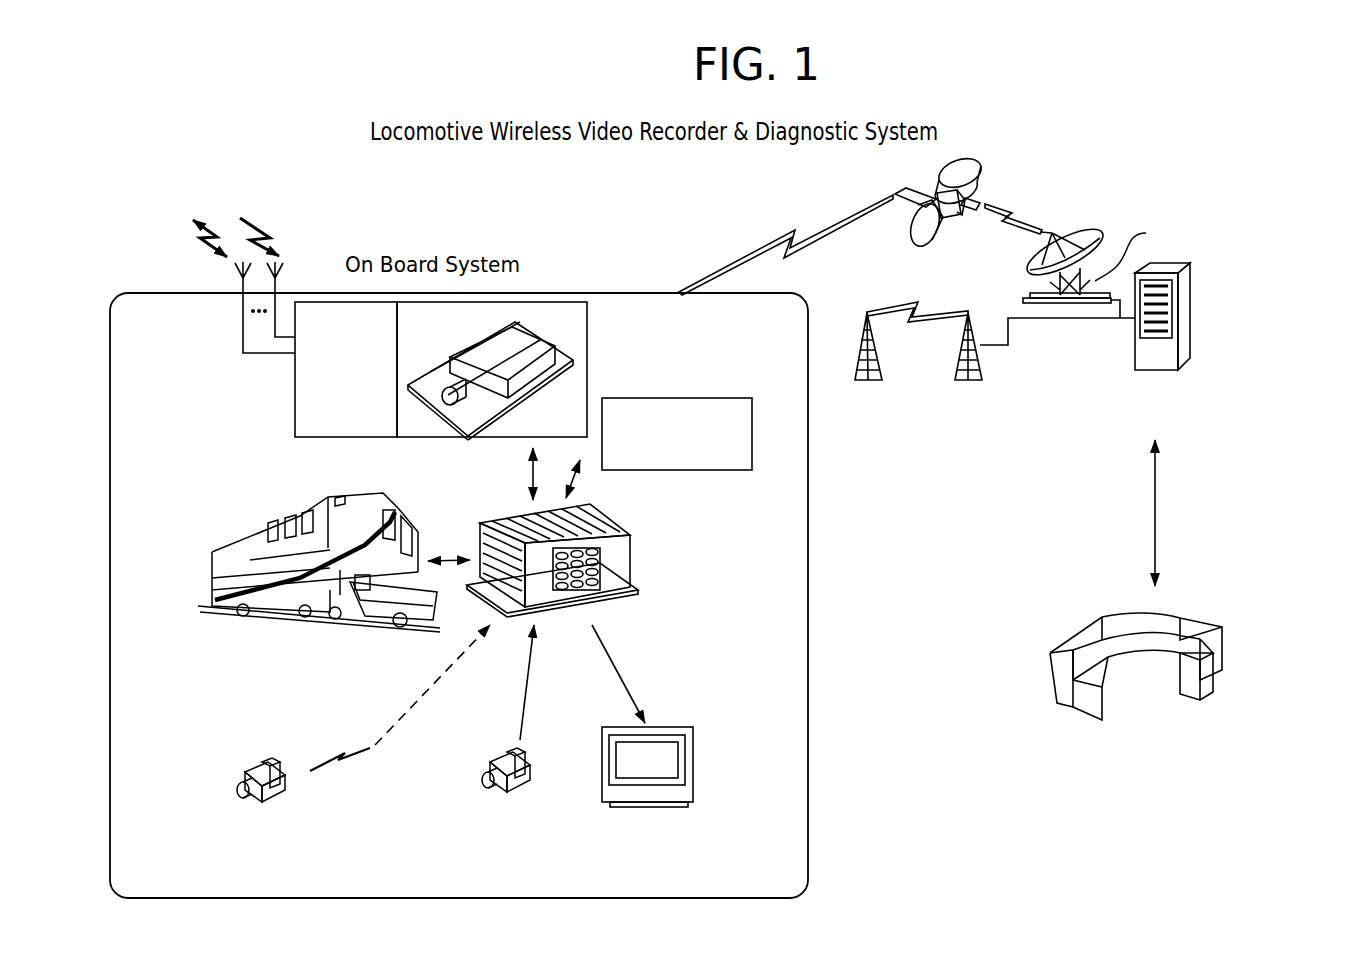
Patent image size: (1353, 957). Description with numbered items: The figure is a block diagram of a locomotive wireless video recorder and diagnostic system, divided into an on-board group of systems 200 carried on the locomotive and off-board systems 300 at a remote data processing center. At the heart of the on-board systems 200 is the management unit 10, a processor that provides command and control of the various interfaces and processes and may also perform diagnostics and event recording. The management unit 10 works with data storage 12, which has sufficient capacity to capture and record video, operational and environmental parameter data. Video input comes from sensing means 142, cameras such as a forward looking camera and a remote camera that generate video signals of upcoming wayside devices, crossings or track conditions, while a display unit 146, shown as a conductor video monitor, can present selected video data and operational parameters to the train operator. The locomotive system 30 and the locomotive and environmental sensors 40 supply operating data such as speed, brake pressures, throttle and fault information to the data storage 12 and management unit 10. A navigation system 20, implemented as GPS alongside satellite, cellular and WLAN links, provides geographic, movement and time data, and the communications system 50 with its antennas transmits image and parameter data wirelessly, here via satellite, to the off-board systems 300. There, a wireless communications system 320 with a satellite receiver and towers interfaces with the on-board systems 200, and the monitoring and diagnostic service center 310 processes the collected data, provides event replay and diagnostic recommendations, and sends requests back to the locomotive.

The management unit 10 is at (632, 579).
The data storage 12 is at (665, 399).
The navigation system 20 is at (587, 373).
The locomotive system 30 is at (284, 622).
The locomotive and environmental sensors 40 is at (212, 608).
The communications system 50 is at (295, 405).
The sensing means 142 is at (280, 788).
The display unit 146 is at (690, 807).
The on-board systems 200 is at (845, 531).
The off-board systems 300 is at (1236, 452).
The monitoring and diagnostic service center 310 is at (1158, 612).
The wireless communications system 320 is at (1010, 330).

課題内容
データ中で文字列「wireless」を含む行を、すべてそのまま列挙せよ。

解答
Patent image size: (1353, 957). Description with numbered items: The figure is a block diagram of a locomotive wireless video recorder and diagnostic system, divided into an on-board group of systems 200 carried on the locomotive and off-board systems 300 at a remote data processing center. At the heart of the on-board systems 200 is the management unit 10, a processor that provides command and control of the various interfaces and processes and may also perform diagnostics and event recording. The management unit 10 works with data storage 12, which has sufficient capacity to capture and record video, operational and environmental parameter data. Video input comes from sensing means 142, cameras such as a forward looking camera and a remote camera that generate video signals of upcoming wayside devices, crossings or track conditions, while a display unit 146, shown as a conductor video monitor, can present selected video data and operational parameters to the train operator. The locomotive system 30 and the locomotive and environmental sensors 40 supply operating data such as speed, brake pressures, throttle and fault information to the data storage 12 and management unit 10. A navigation system 20, implemented as GPS alongside satellite, cellular and WLAN links, provides geographic, movement and time data, and the communications system 50 with its antennas transmits image and parameter data wirelessly, here via satellite, to the off-board systems 300. There, a wireless communications system 320 with a satellite receiver and towers interfaces with the on-board systems 200, and the monitoring and diagnostic service center 310 processes the collected data, provides event replay and diagnostic recommendations, and sends requests back to the locomotive.
The wireless communications system 320 is at (1010, 330).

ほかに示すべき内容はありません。